**EXERCISE TASK**
Scan the records below. List lines holding "icon".

Entries with figure data
(begin)

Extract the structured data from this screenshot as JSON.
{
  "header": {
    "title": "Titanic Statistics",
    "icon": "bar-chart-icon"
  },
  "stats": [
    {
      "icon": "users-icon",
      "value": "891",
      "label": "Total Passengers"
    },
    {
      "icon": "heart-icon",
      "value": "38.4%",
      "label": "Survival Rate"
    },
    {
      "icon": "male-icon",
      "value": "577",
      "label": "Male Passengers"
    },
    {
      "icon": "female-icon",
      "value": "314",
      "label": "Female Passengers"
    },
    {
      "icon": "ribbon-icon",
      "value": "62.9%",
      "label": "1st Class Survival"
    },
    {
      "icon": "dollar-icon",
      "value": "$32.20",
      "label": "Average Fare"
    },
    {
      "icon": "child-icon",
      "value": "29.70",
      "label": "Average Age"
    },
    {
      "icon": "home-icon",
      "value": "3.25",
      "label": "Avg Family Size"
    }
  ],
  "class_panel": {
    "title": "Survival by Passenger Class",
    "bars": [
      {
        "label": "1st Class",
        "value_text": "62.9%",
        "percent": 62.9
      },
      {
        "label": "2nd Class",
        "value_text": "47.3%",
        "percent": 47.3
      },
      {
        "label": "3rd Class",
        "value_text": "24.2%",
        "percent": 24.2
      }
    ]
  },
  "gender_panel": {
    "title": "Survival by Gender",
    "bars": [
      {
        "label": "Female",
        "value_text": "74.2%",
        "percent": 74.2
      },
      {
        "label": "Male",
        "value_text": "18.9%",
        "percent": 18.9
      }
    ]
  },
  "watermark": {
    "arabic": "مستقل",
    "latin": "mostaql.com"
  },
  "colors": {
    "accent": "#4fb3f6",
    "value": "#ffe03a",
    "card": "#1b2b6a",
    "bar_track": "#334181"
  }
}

(end)

**CORRECT ANSWER**
    "icon": "bar-chart-icon"
      "icon": "users-icon",
      "icon": "heart-icon",
      "icon": "male-icon",
      "icon": "female-icon",
      "icon": "ribbon-icon",
      "icon": "dollar-icon",
      "icon": "child-icon",
      "icon": "home-icon",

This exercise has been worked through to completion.